What the task requires: Look through the data below. Collect every line where the word "name" occurs.

Input for this task:

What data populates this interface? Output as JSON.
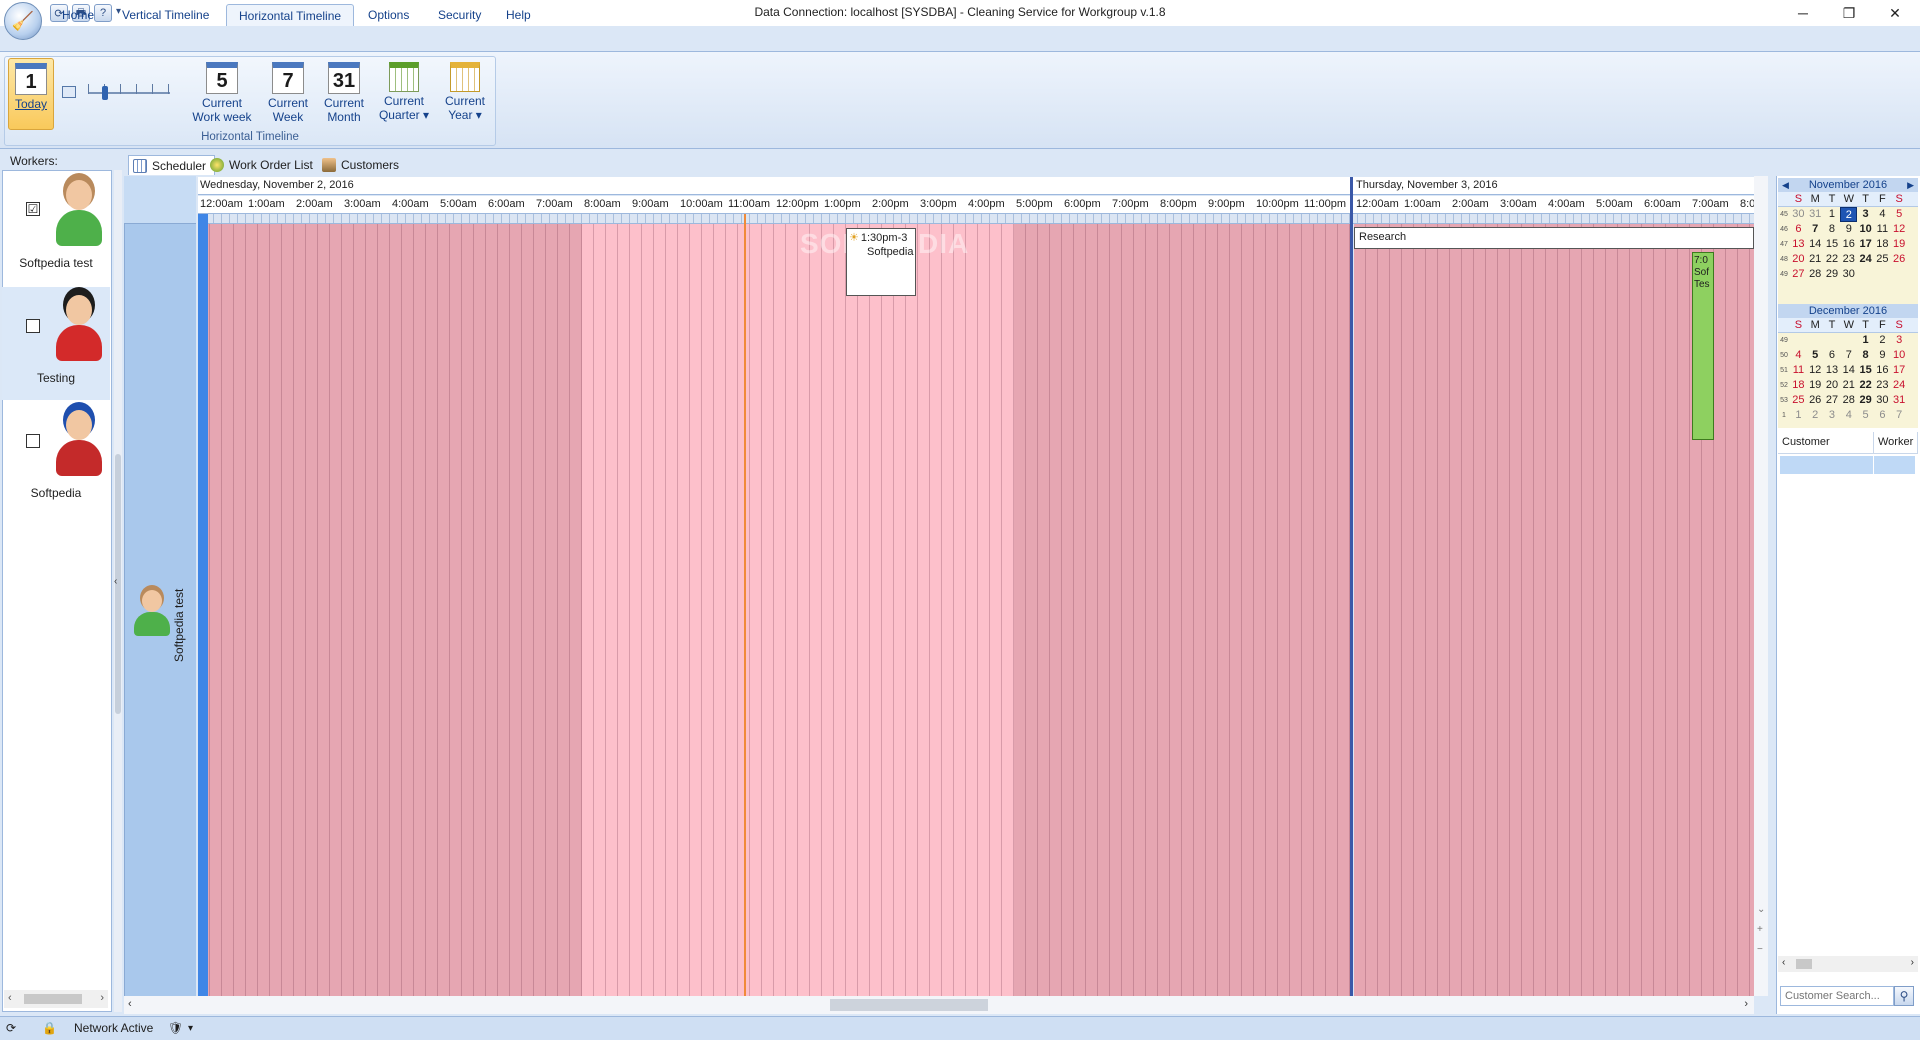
{
  "window": {
    "title": "Data Connection: localhost [SYSDBA] - Cleaning Service for Workgroup v.1.8"
  },
  "ribbon": {
    "tabs": [
      {
        "label": "Home"
      },
      {
        "label": "Vertical Timeline"
      },
      {
        "label": "Horizontal Timeline"
      },
      {
        "label": "Options"
      },
      {
        "label": "Security"
      },
      {
        "label": "Help"
      }
    ],
    "active_tab": "Horizontal Timeline",
    "group_label": "Horizontal Timeline",
    "buttons": {
      "today": {
        "icon_text": "1",
        "label": "Today"
      },
      "work_week": {
        "icon_text": "5",
        "line1": "Current",
        "line2": "Work week"
      },
      "week": {
        "icon_text": "7",
        "line1": "Current",
        "line2": "Week"
      },
      "month": {
        "icon_text": "31",
        "line1": "Current",
        "line2": "Month"
      },
      "quarter": {
        "line1": "Current",
        "line2": "Quarter ▾"
      },
      "year": {
        "line1": "Current",
        "line2": "Year ▾"
      }
    }
  },
  "workers": {
    "header": "Workers:",
    "items": [
      {
        "name": "Softpedia test",
        "checked": "☑"
      },
      {
        "name": "Testing",
        "checked": ""
      },
      {
        "name": "Softpedia",
        "checked": ""
      }
    ]
  },
  "scheduler_tabs": [
    {
      "label": "Scheduler"
    },
    {
      "label": "Work Order List"
    },
    {
      "label": "Customers"
    }
  ],
  "resource": {
    "name": "Softpedia test"
  },
  "timeline": {
    "day1": {
      "date": "Wednesday, November 2, 2016",
      "hours": [
        "12:00am",
        "1:00am",
        "2:00am",
        "3:00am",
        "4:00am",
        "5:00am",
        "6:00am",
        "7:00am",
        "8:00am",
        "9:00am",
        "10:00am",
        "11:00am",
        "12:00pm",
        "1:00pm",
        "2:00pm",
        "3:00pm",
        "4:00pm",
        "5:00pm",
        "6:00pm",
        "7:00pm",
        "8:00pm",
        "9:00pm",
        "10:00pm",
        "11:00pm"
      ]
    },
    "day2": {
      "date": "Thursday, November 3, 2016",
      "hours": [
        "12:00am",
        "1:00am",
        "2:00am",
        "3:00am",
        "4:00am",
        "5:00am",
        "6:00am",
        "7:00am",
        "8:0"
      ]
    },
    "appointments": [
      {
        "time": "1:30pm-3",
        "title": "Softpedia"
      },
      {
        "time": "7:0",
        "title": "Sof",
        "extra": "Tes"
      }
    ],
    "research_label": "Research",
    "watermark": "SOFTPEDIA",
    "colors": {
      "work_hours": "#fdc0cb",
      "off_hours": "#e6a6b2",
      "today_bar": "#3f86e6",
      "now_line": "#f08a3a"
    }
  },
  "calendar": {
    "november": {
      "title": "November 2016",
      "dow": [
        "S",
        "M",
        "T",
        "W",
        "T",
        "F",
        "S"
      ],
      "weeks": [
        {
          "wk": "45",
          "days": [
            "30",
            "31",
            "1",
            "2",
            "3",
            "4",
            "5"
          ]
        },
        {
          "wk": "46",
          "days": [
            "6",
            "7",
            "8",
            "9",
            "10",
            "11",
            "12"
          ]
        },
        {
          "wk": "47",
          "days": [
            "13",
            "14",
            "15",
            "16",
            "17",
            "18",
            "19"
          ]
        },
        {
          "wk": "48",
          "days": [
            "20",
            "21",
            "22",
            "23",
            "24",
            "25",
            "26"
          ]
        },
        {
          "wk": "49",
          "days": [
            "27",
            "28",
            "29",
            "30",
            "",
            "",
            ""
          ]
        }
      ]
    },
    "december": {
      "title": "December 2016",
      "dow": [
        "S",
        "M",
        "T",
        "W",
        "T",
        "F",
        "S"
      ],
      "weeks": [
        {
          "wk": "49",
          "days": [
            "",
            "",
            "",
            "",
            "1",
            "2",
            "3"
          ]
        },
        {
          "wk": "50",
          "days": [
            "4",
            "5",
            "6",
            "7",
            "8",
            "9",
            "10"
          ]
        },
        {
          "wk": "51",
          "days": [
            "11",
            "12",
            "13",
            "14",
            "15",
            "16",
            "17"
          ]
        },
        {
          "wk": "52",
          "days": [
            "18",
            "19",
            "20",
            "21",
            "22",
            "23",
            "24"
          ]
        },
        {
          "wk": "53",
          "days": [
            "25",
            "26",
            "27",
            "28",
            "29",
            "30",
            "31"
          ]
        },
        {
          "wk": "1",
          "days": [
            "1",
            "2",
            "3",
            "4",
            "5",
            "6",
            "7"
          ]
        }
      ]
    }
  },
  "customer_grid": {
    "columns": [
      "Customer",
      "Worker"
    ],
    "search_placeholder": "Customer Search..."
  },
  "statusbar": {
    "network": "Network Active"
  }
}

Worked answer:
        "name": "Softpedia test",
        "name": "Testing",
        "name": "Softpedia",
    "name": "Softpedia test"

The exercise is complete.